* Short exercise: How many lines of these records hold the string "Blanket"? Reply with the number alone.

--- start of Data provided ---

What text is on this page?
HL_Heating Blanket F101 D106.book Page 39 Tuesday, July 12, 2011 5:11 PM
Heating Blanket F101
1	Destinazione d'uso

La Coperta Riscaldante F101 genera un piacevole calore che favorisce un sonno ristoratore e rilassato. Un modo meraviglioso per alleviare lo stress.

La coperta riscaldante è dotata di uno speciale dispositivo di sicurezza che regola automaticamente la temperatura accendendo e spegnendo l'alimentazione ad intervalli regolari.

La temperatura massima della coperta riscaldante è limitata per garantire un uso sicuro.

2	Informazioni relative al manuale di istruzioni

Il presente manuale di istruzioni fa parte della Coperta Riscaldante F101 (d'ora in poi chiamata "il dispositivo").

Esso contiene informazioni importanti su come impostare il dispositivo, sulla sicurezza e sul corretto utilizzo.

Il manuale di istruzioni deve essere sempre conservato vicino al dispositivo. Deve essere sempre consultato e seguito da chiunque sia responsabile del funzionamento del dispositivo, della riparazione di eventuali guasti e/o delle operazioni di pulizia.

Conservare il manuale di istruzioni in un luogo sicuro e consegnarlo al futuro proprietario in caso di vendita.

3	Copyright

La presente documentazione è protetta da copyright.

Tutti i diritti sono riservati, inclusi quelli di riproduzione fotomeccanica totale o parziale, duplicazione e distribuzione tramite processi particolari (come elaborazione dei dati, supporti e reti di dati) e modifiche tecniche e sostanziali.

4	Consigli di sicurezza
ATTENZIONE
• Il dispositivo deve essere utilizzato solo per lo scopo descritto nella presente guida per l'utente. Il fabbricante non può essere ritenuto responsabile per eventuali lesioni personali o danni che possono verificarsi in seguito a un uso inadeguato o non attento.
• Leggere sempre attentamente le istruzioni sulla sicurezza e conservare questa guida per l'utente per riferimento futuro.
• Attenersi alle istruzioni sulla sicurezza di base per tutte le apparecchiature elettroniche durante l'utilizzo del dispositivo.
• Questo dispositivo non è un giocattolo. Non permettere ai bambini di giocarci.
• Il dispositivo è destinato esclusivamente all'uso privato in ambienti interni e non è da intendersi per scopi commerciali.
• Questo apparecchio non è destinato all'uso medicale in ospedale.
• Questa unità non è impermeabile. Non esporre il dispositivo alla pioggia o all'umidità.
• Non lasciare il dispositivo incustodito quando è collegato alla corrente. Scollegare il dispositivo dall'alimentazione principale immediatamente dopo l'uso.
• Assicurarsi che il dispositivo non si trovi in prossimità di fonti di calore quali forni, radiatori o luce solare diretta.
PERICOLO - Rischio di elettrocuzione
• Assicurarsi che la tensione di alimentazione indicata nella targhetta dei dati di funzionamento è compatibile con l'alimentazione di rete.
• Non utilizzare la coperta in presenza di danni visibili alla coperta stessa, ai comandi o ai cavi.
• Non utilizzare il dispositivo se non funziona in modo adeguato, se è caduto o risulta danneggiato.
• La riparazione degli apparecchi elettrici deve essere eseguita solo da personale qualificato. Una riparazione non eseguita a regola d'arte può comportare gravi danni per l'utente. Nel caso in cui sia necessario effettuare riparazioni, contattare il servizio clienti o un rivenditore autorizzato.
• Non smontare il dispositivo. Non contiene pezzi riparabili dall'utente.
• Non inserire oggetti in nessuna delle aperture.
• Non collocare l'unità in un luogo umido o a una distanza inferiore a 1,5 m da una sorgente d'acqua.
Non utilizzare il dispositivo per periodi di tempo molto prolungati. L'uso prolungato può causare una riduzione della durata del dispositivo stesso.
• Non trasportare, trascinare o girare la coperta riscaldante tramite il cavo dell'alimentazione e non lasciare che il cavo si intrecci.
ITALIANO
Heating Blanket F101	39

--- end of Data provided ---

* Solution for this exercise: 3